● EXERCISE
Output all of the entries below precisely as written.

● INPUT FOR THIS TASK
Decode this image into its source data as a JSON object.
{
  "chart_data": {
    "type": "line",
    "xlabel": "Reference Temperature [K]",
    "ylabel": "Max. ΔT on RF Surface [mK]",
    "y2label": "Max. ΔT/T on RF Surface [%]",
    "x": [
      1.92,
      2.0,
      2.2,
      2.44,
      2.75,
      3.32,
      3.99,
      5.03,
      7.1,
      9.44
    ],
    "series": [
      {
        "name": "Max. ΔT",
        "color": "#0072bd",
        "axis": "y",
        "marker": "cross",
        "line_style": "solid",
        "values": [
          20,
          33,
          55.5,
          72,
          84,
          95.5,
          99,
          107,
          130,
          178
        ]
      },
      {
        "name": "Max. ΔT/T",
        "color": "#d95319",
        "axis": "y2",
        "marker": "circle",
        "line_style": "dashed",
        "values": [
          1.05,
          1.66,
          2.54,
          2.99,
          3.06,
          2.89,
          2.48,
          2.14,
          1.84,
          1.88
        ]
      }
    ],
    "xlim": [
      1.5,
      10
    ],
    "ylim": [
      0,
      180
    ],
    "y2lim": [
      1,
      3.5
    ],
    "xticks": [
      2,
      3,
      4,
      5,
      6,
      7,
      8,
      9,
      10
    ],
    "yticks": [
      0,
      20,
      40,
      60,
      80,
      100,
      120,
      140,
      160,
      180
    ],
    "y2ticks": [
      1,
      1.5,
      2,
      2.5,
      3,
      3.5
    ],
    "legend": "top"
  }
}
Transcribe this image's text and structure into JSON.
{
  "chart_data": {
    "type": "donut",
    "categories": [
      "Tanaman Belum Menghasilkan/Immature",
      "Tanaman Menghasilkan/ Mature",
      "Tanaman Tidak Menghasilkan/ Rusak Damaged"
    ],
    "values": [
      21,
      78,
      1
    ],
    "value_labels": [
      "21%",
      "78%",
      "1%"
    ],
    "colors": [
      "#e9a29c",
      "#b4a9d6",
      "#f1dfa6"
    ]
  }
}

● TASK OUTPUT
Decode this image into its source data as a JSON object.
{
  "chart_data": {
    "type": "line",
    "xlabel": "Reference Temperature [K]",
    "ylabel": "Max. ΔT on RF Surface [mK]",
    "y2label": "Max. ΔT/T on RF Surface [%]",
    "x": [
      1.92,
      2.0,
      2.2,
      2.44,
      2.75,
      3.32,
      3.99,
      5.03,
      7.1,
      9.44
    ],
    "series": [
      {
        "name": "Max. ΔT",
        "color": "#0072bd",
        "axis": "y",
        "marker": "cross",
        "line_style": "solid",
        "values": [
          20,
          33,
          55.5,
          72,
          84,
          95.5,
          99,
          107,
          130,
          178
        ]
      },
      {
        "name": "Max. ΔT/T",
        "color": "#d95319",
        "axis": "y2",
        "marker": "circle",
        "line_style": "dashed",
        "values": [
          1.05,
          1.66,
          2.54,
          2.99,
          3.06,
          2.89,
          2.48,
          2.14,
          1.84,
          1.88
        ]
      }
    ],
    "xlim": [
      1.5,
      10
    ],
    "ylim": [
      0,
      180
    ],
    "y2lim": [
      1,
      3.5
    ],
    "xticks": [
      2,
      3,
      4,
      5,
      6,
      7,
      8,
      9,
      10
    ],
    "yticks": [
      0,
      20,
      40,
      60,
      80,
      100,
      120,
      140,
      160,
      180
    ],
    "y2ticks": [
      1,
      1.5,
      2,
      2.5,
      3,
      3.5
    ],
    "legend": "top"
  }
}
Transcribe this image's text and structure into JSON.
{
  "chart_data": {
    "type": "donut",
    "categories": [
      "Tanaman Belum Menghasilkan/Immature",
      "Tanaman Menghasilkan/ Mature",
      "Tanaman Tidak Menghasilkan/ Rusak Damaged"
    ],
    "values": [
      21,
      78,
      1
    ],
    "value_labels": [
      "21%",
      "78%",
      "1%"
    ],
    "colors": [
      "#e9a29c",
      "#b4a9d6",
      "#f1dfa6"
    ]
  }
}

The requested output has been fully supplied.